__Work required__
Copy all entries without alteration and skip the pictures they hold.

________________________________________

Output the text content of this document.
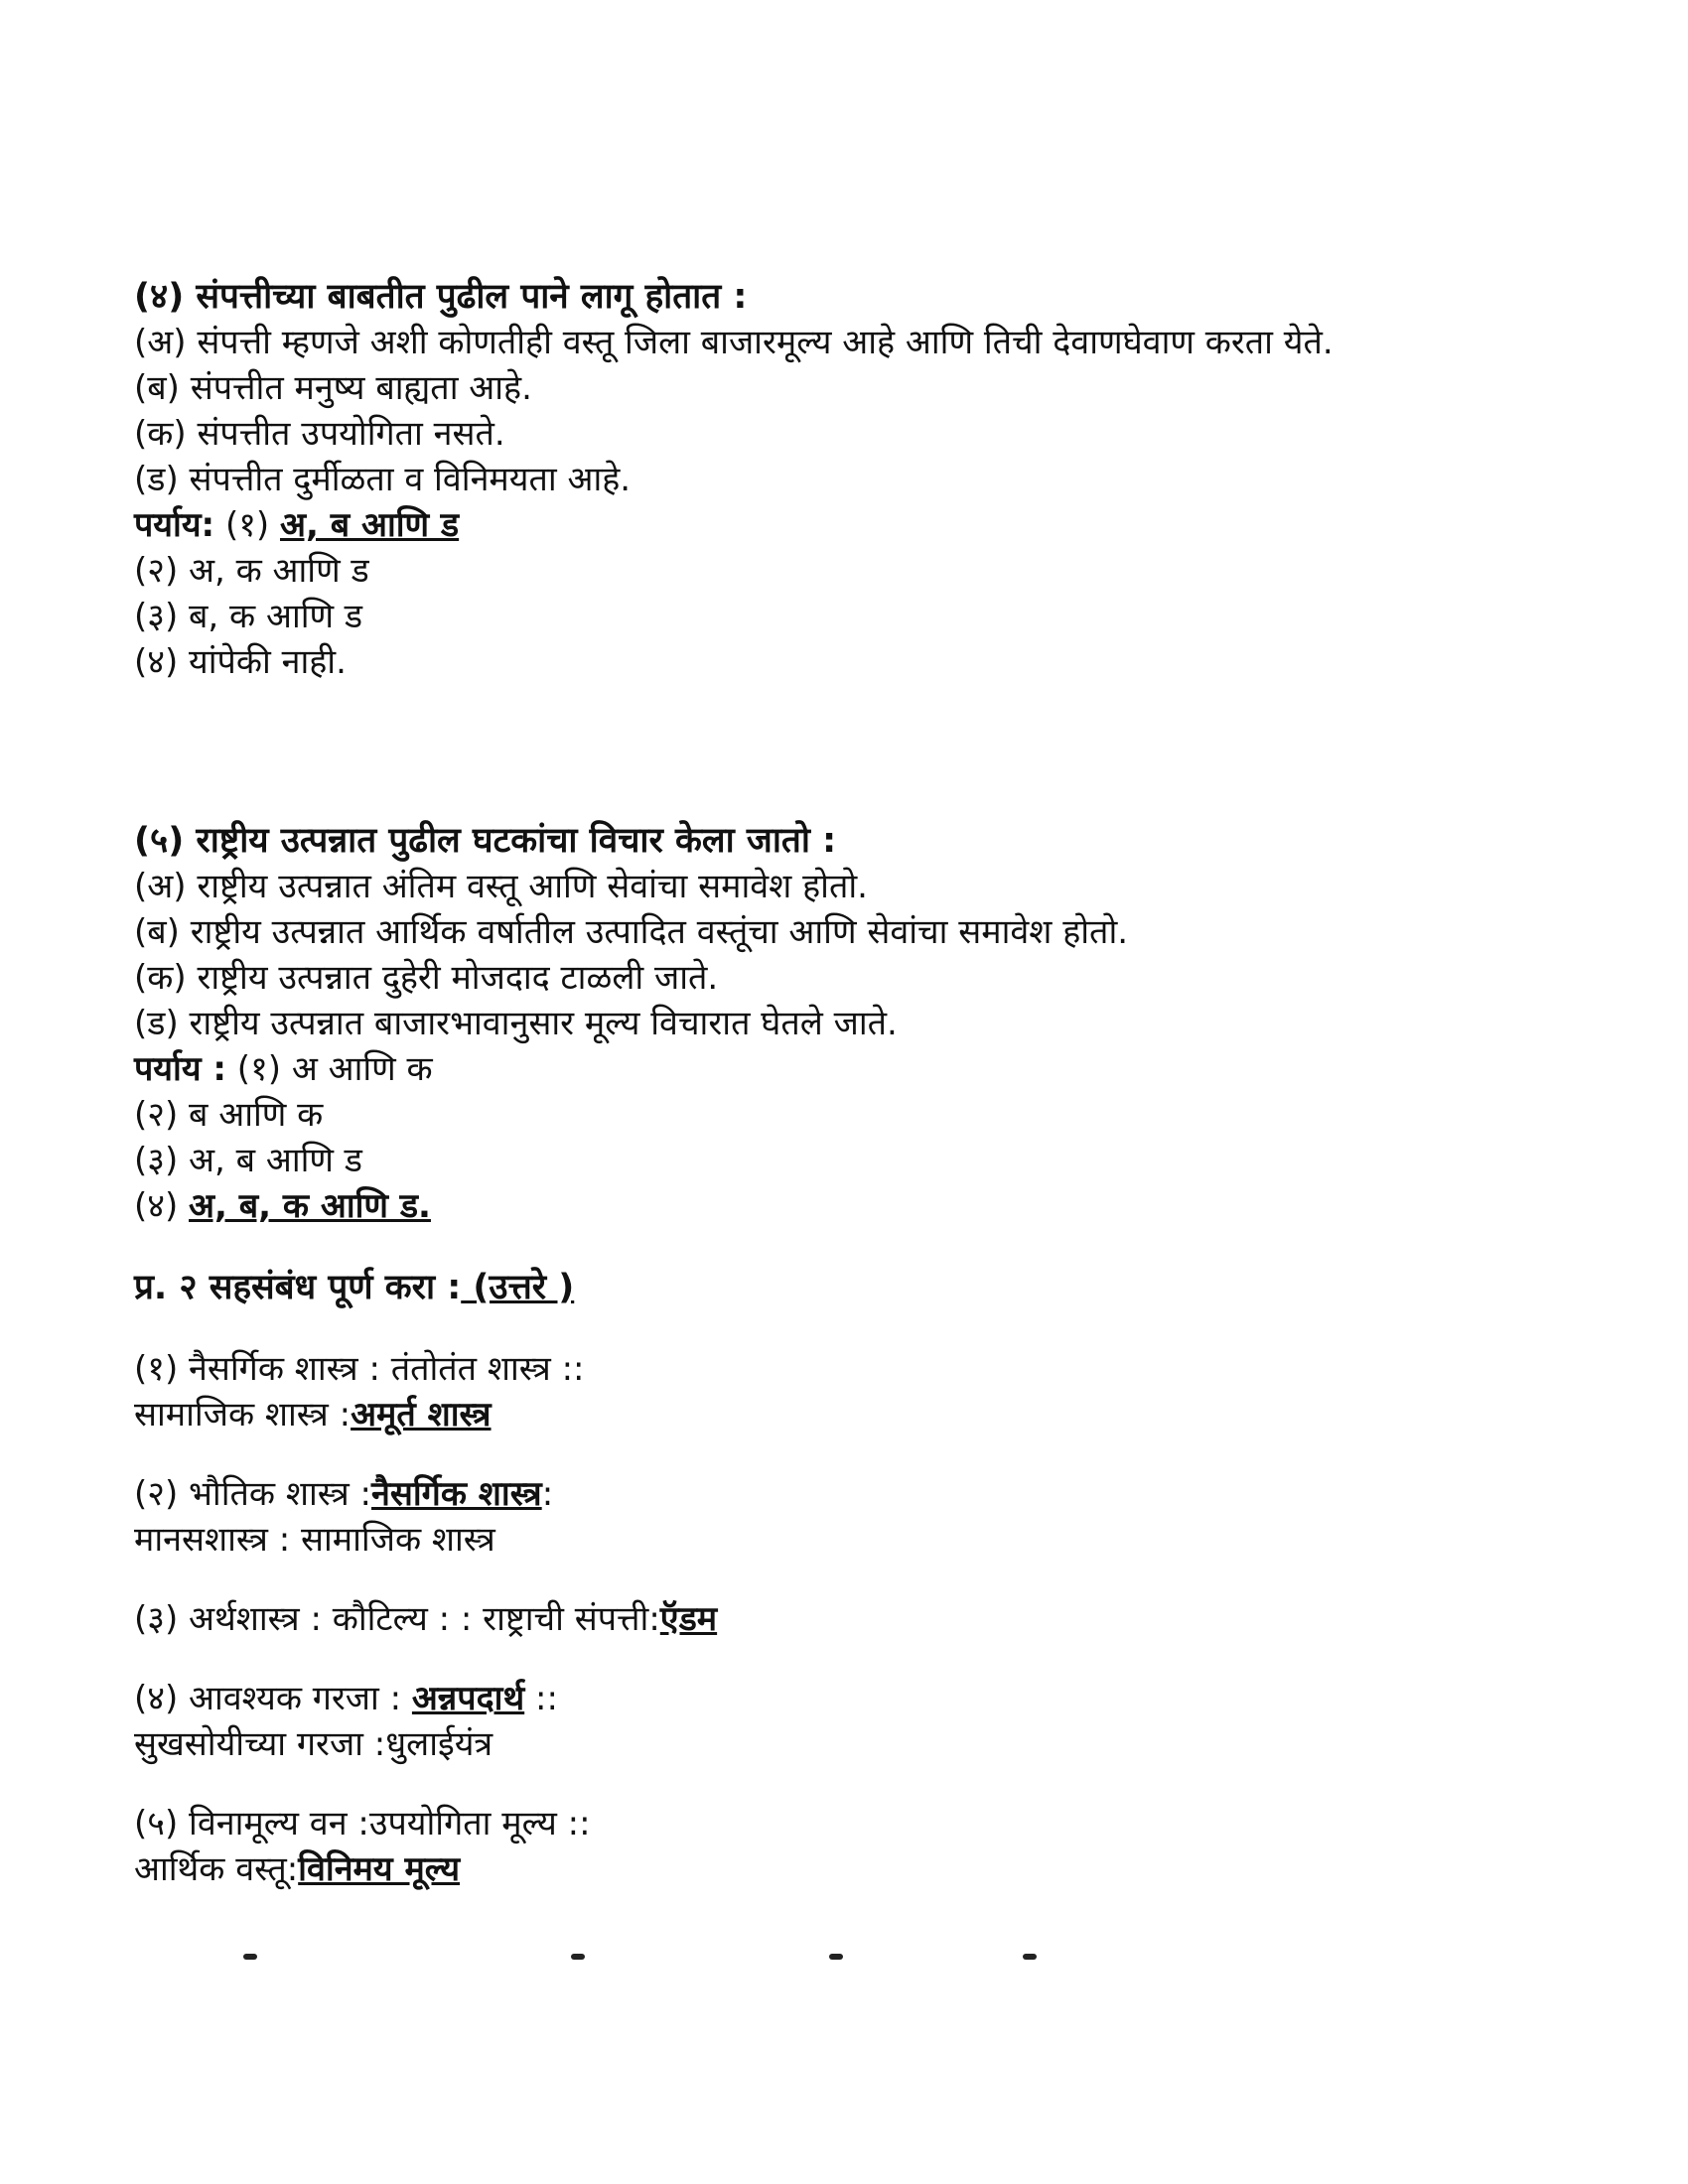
(४) संपत्तीच्या बाबतीत पुढील पाने लागू होतात :

(अ) संपत्ती म्हणजे अशी कोणतीही वस्तू जिला बाजारमूल्य आहे आणि तिची देवाणघेवाण करता येते.

(ब) संपत्तीत मनुष्य बाह्यता आहे.

(क) संपत्तीत उपयोगिता नसते.

(ड) संपत्तीत दुर्मीळता व विनिमयता आहे.

पर्याय: (१) अ, ब आणि ड

(२) अ, क आणि ड

(३) ब, क आणि ड

(४) यांपेकी नाही.

(५) राष्ट्रीय उत्पन्नात पुढील घटकांचा विचार केला जातो :

(अ) राष्ट्रीय उत्पन्नात अंतिम वस्तू आणि सेवांचा समावेश होतो.

(ब) राष्ट्रीय उत्पन्नात आर्थिक वर्षातील उत्पादित वस्तूंचा आणि सेवांचा समावेश होतो.

(क) राष्ट्रीय उत्पन्नात दुहेरी मोजदाद टाळली जाते.

(ड) राष्ट्रीय उत्पन्नात बाजारभावानुसार मूल्य विचारात घेतले जाते.

पर्याय : (१) अ आणि क

(२) ब आणि क

(३) अ, ब आणि ड

(४) अ, ब, क आणि ड.

प्र. २ सहसंबंध पूर्ण करा : (उत्तरे )

(१) नैसर्गिक शास्त्र : तंतोतंत शास्त्र ::

सामाजिक शास्त्र :अमूर्त शास्त्र

(२) भौतिक शास्त्र :नैसर्गिक शास्त्र:

मानसशास्त्र : सामाजिक शास्त्र

(३) अर्थशास्त्र : कौटिल्य : : राष्ट्राची संपत्ती:ऍडम

(४) आवश्यक गरजा : अन्नपदार्थ ::

सुखसोयीच्या गरजा :धुलाईयंत्र

(५) विनामूल्य वन :उपयोगिता मूल्य ::

आर्थिक वस्तू:विनिमय मूल्य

________________________________________

__Solved exercise__
Output the text content of this document.
(४) संपत्तीच्या बाबतीत पुढील पाने लागू होतात :

(अ) संपत्ती म्हणजे अशी कोणतीही वस्तू जिला बाजारमूल्य आहे आणि तिची देवाणघेवाण करता येते.

(ब) संपत्तीत मनुष्य बाह्यता आहे.

(क) संपत्तीत उपयोगिता नसते.

(ड) संपत्तीत दुर्मीळता व विनिमयता आहे.

पर्याय: (१) अ, ब आणि ड

(२) अ, क आणि ड

(३) ब, क आणि ड

(४) यांपेकी नाही.

(५) राष्ट्रीय उत्पन्नात पुढील घटकांचा विचार केला जातो :

(अ) राष्ट्रीय उत्पन्नात अंतिम वस्तू आणि सेवांचा समावेश होतो.

(ब) राष्ट्रीय उत्पन्नात आर्थिक वर्षातील उत्पादित वस्तूंचा आणि सेवांचा समावेश होतो.

(क) राष्ट्रीय उत्पन्नात दुहेरी मोजदाद टाळली जाते.

(ड) राष्ट्रीय उत्पन्नात बाजारभावानुसार मूल्य विचारात घेतले जाते.

पर्याय : (१) अ आणि क

(२) ब आणि क

(३) अ, ब आणि ड

(४) अ, ब, क आणि ड.

प्र. २ सहसंबंध पूर्ण करा : (उत्तरे )

(१) नैसर्गिक शास्त्र : तंतोतंत शास्त्र ::

सामाजिक शास्त्र :अमूर्त शास्त्र

(२) भौतिक शास्त्र :नैसर्गिक शास्त्र:

मानसशास्त्र : सामाजिक शास्त्र

(३) अर्थशास्त्र : कौटिल्य : : राष्ट्राची संपत्ती:ऍडम

(४) आवश्यक गरजा : अन्नपदार्थ ::

सुखसोयीच्या गरजा :धुलाईयंत्र

(५) विनामूल्य वन :उपयोगिता मूल्य ::

आर्थिक वस्तू:विनिमय मूल्य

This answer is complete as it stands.